> Goal of the exercise:
Using the listing below, extract each line that has the word "연립방정식을" in it.

> Data to use:
——

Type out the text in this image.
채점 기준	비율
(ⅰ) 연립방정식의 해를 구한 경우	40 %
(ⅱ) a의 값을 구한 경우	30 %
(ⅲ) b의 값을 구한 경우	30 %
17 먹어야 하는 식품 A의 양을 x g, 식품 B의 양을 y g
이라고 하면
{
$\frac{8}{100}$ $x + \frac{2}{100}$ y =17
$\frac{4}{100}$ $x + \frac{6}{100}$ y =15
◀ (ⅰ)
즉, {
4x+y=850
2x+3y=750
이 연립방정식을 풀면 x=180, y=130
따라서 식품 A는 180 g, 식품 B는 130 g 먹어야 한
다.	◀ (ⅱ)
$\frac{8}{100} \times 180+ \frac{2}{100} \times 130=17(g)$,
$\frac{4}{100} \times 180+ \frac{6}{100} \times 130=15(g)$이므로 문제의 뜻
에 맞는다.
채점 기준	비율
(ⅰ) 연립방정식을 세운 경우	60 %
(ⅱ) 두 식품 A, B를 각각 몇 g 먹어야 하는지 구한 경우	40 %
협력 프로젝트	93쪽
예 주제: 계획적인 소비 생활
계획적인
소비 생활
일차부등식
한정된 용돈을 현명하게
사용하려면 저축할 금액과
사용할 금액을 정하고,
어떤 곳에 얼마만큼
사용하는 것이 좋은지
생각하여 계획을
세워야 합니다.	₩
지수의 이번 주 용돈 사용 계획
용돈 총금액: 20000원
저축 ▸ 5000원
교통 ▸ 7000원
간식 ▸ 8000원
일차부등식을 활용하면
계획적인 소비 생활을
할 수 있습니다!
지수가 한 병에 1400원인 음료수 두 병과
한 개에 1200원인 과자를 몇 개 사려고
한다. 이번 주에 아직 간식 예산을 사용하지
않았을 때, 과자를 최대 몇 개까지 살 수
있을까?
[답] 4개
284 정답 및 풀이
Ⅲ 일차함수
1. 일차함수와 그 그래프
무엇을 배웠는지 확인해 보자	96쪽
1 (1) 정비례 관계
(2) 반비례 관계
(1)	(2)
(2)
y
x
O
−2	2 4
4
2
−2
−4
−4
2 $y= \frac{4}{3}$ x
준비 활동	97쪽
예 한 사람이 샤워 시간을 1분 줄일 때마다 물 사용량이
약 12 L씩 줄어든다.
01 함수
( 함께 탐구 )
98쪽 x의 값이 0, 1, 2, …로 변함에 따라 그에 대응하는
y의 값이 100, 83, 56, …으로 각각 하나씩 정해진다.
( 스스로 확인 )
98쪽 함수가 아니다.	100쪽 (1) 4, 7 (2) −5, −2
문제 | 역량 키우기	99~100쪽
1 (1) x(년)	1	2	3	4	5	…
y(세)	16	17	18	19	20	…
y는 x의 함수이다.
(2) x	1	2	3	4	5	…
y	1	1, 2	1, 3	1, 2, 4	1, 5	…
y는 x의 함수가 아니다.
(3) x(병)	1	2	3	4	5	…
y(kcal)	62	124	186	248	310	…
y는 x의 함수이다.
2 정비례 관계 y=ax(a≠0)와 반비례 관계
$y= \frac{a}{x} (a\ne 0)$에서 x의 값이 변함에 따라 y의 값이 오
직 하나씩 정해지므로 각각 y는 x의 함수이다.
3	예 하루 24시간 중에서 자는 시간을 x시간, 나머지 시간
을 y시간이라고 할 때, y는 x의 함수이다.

——

> Completed task:
이 연립방정식을 풀면 x=180, y=130
(ⅰ) 연립방정식을 세운 경우	60 %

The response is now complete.